▶ [EXERCISE DESCRIPTION]
Write the entries below out again exactly; any picture in them stays out.

▶ [DATA SUPPLIED]
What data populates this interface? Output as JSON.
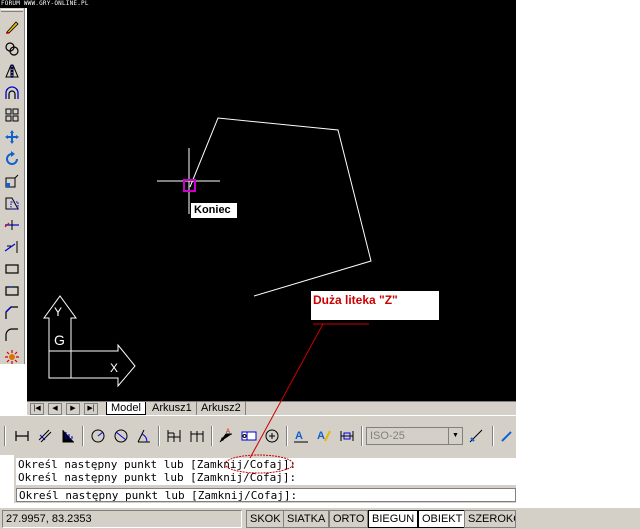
{
  "watermark": "FORUM WWW.GRY-ONLINE.PL",
  "drawing": {
    "snap_tooltip": "Koniec",
    "annotation": "Duża liteka \"Z\"",
    "ucs_label": "G",
    "ucs_x": "X",
    "ucs_y": "Y",
    "colors": {
      "background": "#000000",
      "polyline": "#ffffff",
      "snap_marker": "#cc00cc",
      "annotation": "#cc0000"
    }
  },
  "tabs": {
    "nav": [
      "|◀",
      "◀",
      "▶",
      "▶|"
    ],
    "items": [
      "Model",
      "Arkusz1",
      "Arkusz2"
    ]
  },
  "dimstyle": {
    "value": "ISO-25"
  },
  "command": {
    "lines": [
      "Określ następny punkt lub [Zamknij/Cofaj]:",
      "Określ następny punkt lub [Zamknij/Cofaj]:",
      "Określ następny punkt lub [Zamknij/Cofaj]:"
    ]
  },
  "status": {
    "coords": "27.9957, 83.2353",
    "buttons": [
      {
        "label": "SKOK",
        "on": false
      },
      {
        "label": "SIATKA",
        "on": false
      },
      {
        "label": "ORTO",
        "on": false
      },
      {
        "label": "BIEGUN",
        "on": true
      },
      {
        "label": "OBIEKT",
        "on": true
      },
      {
        "label": "SZEROKO",
        "on": false
      }
    ]
  },
  "icons": {
    "left_toolbar": [
      "erase-icon",
      "copy-icon",
      "mirror-icon",
      "offset-icon",
      "array-icon",
      "move-icon",
      "rotate-icon",
      "scale-icon",
      "stretch-icon",
      "trim-icon",
      "extend-icon",
      "break-icon",
      "break-at-point-icon",
      "chamfer-icon",
      "fillet-icon",
      "explode-icon"
    ]
  }
}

▶ [ANSWER TO THIS TASK]
What data populates this interface? Output as JSON.
{
  "watermark": "FORUM WWW.GRY-ONLINE.PL",
  "drawing": {
    "snap_tooltip": "Koniec",
    "annotation": "Duża liteka \"Z\"",
    "ucs_label": "G",
    "ucs_x": "X",
    "ucs_y": "Y",
    "colors": {
      "background": "#000000",
      "polyline": "#ffffff",
      "snap_marker": "#cc00cc",
      "annotation": "#cc0000"
    }
  },
  "tabs": {
    "nav": [
      "|◀",
      "◀",
      "▶",
      "▶|"
    ],
    "items": [
      "Model",
      "Arkusz1",
      "Arkusz2"
    ]
  },
  "dimstyle": {
    "value": "ISO-25"
  },
  "command": {
    "lines": [
      "Określ następny punkt lub [Zamknij/Cofaj]:",
      "Określ następny punkt lub [Zamknij/Cofaj]:",
      "Określ następny punkt lub [Zamknij/Cofaj]:"
    ]
  },
  "status": {
    "coords": "27.9957, 83.2353",
    "buttons": [
      {
        "label": "SKOK",
        "on": false
      },
      {
        "label": "SIATKA",
        "on": false
      },
      {
        "label": "ORTO",
        "on": false
      },
      {
        "label": "BIEGUN",
        "on": true
      },
      {
        "label": "OBIEKT",
        "on": true
      },
      {
        "label": "SZEROKO",
        "on": false
      }
    ]
  },
  "icons": {
    "left_toolbar": [
      "erase-icon",
      "copy-icon",
      "mirror-icon",
      "offset-icon",
      "array-icon",
      "move-icon",
      "rotate-icon",
      "scale-icon",
      "stretch-icon",
      "trim-icon",
      "extend-icon",
      "break-icon",
      "break-at-point-icon",
      "chamfer-icon",
      "fillet-icon",
      "explode-icon"
    ]
  }
}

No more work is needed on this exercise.